What to do: Copy out each line of the data holding "cumulative".

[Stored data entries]
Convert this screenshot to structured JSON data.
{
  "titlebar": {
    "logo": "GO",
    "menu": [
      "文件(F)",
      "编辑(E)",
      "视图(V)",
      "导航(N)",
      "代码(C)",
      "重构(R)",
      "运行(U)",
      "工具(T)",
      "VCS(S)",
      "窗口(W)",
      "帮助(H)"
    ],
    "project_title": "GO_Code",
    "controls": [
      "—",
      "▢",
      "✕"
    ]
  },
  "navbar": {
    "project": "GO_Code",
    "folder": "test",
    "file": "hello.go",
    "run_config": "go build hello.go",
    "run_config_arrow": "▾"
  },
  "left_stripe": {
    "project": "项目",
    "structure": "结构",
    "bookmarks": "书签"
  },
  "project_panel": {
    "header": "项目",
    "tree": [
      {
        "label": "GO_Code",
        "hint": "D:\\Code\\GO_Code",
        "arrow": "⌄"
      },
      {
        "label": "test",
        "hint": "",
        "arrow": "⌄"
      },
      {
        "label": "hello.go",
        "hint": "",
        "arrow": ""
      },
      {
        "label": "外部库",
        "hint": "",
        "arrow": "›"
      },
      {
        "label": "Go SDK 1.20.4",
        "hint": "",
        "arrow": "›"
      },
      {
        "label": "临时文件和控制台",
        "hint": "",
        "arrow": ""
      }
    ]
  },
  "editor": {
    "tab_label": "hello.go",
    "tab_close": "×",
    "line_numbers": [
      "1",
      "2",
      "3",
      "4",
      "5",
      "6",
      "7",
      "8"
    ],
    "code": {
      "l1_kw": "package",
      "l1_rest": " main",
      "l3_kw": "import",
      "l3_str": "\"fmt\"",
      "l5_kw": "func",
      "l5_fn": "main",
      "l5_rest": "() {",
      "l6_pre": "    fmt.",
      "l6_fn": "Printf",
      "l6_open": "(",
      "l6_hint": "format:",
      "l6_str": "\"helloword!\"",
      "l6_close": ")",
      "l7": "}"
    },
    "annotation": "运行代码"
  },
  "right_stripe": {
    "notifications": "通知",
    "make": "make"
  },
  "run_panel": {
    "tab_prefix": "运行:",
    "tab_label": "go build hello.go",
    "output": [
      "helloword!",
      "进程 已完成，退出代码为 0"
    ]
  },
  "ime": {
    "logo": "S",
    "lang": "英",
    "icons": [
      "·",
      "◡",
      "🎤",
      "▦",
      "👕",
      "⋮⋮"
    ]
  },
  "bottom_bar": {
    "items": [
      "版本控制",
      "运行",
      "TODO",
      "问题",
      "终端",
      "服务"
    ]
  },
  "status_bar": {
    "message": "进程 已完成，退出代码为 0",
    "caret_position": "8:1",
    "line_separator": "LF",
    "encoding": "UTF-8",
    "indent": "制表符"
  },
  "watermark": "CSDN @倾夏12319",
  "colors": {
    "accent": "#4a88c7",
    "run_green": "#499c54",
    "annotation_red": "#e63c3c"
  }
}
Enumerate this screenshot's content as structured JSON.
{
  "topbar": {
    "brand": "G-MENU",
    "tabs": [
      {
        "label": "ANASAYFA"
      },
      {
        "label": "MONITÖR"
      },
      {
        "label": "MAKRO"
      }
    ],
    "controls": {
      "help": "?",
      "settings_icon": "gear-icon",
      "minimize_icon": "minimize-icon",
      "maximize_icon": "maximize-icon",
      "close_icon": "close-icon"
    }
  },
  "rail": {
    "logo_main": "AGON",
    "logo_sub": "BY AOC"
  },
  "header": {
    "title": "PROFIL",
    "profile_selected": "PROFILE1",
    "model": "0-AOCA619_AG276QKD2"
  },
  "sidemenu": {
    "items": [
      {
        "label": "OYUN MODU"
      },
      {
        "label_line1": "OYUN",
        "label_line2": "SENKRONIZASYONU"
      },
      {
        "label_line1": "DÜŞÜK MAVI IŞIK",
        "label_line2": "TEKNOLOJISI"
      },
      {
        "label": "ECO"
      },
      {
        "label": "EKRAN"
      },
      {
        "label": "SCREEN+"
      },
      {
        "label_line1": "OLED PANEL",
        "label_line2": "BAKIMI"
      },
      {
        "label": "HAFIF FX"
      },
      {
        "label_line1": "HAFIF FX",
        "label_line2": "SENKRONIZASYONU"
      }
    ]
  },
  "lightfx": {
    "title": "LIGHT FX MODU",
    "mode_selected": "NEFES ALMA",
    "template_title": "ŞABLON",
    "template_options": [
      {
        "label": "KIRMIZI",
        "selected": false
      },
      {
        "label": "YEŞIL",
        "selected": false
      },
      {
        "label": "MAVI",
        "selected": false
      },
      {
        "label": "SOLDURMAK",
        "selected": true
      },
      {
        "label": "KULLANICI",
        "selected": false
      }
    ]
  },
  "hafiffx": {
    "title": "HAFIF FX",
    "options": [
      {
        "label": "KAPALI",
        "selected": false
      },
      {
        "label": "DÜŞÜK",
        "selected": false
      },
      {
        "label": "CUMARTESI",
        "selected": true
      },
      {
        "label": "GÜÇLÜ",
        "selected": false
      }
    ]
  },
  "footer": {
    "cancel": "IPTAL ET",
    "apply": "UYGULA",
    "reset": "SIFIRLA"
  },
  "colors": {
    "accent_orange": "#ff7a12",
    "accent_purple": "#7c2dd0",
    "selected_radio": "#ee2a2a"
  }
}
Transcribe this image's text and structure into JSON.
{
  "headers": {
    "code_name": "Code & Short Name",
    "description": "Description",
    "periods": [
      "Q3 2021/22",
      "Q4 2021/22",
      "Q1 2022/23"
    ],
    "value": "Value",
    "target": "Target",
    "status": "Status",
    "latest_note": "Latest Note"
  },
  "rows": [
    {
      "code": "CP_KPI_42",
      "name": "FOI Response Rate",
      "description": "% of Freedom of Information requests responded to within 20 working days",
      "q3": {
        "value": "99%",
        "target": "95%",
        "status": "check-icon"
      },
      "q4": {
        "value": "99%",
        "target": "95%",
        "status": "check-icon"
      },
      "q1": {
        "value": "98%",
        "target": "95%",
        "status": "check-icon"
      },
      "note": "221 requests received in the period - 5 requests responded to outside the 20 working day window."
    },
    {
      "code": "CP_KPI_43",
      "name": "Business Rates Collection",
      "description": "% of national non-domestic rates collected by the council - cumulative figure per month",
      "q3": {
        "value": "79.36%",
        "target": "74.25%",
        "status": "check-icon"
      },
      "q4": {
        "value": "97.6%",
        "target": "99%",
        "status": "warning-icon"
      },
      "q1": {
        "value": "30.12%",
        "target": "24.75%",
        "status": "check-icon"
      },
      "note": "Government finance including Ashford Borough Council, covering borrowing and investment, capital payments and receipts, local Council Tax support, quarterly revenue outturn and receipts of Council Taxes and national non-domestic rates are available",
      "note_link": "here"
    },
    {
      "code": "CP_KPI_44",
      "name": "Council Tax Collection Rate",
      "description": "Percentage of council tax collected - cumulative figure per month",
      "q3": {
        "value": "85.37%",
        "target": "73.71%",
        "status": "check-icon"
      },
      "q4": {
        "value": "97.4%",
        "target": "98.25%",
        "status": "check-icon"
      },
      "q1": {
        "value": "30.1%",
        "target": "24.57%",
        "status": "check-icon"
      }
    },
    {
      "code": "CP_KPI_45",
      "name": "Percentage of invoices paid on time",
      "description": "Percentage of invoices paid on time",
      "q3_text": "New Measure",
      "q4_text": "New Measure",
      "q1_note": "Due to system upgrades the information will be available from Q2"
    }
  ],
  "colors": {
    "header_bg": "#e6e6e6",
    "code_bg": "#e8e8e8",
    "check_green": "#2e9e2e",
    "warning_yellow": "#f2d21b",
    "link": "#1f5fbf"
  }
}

Solution:
      "description": "% of national non-domestic rates collected by the council - cumulative figure per month",
      "description": "Percentage of council tax collected - cumulative figure per month",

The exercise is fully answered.